THE PROBLEM: Answer with a single number: the count of lines that include the string "this".

Dataset rows:
-.-.-

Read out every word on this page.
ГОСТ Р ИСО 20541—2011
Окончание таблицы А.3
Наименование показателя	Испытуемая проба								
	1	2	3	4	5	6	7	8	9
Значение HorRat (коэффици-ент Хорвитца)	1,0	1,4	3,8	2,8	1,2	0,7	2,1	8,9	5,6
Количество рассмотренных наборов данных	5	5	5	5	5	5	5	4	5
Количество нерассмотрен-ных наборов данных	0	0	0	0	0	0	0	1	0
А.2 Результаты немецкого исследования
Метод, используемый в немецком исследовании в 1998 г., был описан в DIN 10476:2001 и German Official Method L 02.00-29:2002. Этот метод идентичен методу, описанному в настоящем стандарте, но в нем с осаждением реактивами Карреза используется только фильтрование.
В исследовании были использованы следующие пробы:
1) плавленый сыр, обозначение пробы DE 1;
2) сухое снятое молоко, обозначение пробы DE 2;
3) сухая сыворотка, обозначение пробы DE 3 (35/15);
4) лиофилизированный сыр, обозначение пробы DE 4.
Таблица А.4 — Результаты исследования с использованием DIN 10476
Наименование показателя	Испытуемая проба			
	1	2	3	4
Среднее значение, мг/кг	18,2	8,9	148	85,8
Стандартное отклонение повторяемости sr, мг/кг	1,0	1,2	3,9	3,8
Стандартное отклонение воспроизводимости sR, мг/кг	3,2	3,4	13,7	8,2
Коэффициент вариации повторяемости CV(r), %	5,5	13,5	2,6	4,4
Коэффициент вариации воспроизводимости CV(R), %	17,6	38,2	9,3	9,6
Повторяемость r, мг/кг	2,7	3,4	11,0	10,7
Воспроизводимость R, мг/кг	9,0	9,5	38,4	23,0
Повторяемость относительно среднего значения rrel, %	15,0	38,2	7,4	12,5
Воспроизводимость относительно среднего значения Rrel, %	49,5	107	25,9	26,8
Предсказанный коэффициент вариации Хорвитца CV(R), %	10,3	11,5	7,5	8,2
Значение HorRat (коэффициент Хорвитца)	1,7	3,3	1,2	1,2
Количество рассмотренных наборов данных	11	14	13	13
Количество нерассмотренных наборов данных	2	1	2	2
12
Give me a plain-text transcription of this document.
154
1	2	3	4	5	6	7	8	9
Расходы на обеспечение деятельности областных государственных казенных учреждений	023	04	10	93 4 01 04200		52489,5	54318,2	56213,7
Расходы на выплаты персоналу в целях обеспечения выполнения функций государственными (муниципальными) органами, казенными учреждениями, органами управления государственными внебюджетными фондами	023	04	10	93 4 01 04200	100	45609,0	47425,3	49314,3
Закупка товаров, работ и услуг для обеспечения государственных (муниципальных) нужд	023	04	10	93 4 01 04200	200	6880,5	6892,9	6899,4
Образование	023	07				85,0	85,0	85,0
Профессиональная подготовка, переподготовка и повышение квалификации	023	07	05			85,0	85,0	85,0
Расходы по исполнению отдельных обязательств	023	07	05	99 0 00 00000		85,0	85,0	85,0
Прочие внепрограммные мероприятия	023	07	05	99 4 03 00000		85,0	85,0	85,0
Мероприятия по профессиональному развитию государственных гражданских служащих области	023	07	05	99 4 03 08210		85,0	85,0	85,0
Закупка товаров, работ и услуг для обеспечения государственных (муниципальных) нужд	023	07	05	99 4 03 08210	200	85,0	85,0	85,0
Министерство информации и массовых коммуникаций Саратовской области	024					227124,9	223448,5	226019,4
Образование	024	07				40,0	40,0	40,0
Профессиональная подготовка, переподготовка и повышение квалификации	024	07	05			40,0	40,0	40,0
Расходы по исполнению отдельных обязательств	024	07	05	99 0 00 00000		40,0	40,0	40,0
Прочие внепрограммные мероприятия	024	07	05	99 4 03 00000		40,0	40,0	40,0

-.-.-

CORRECT RESPONSE: 2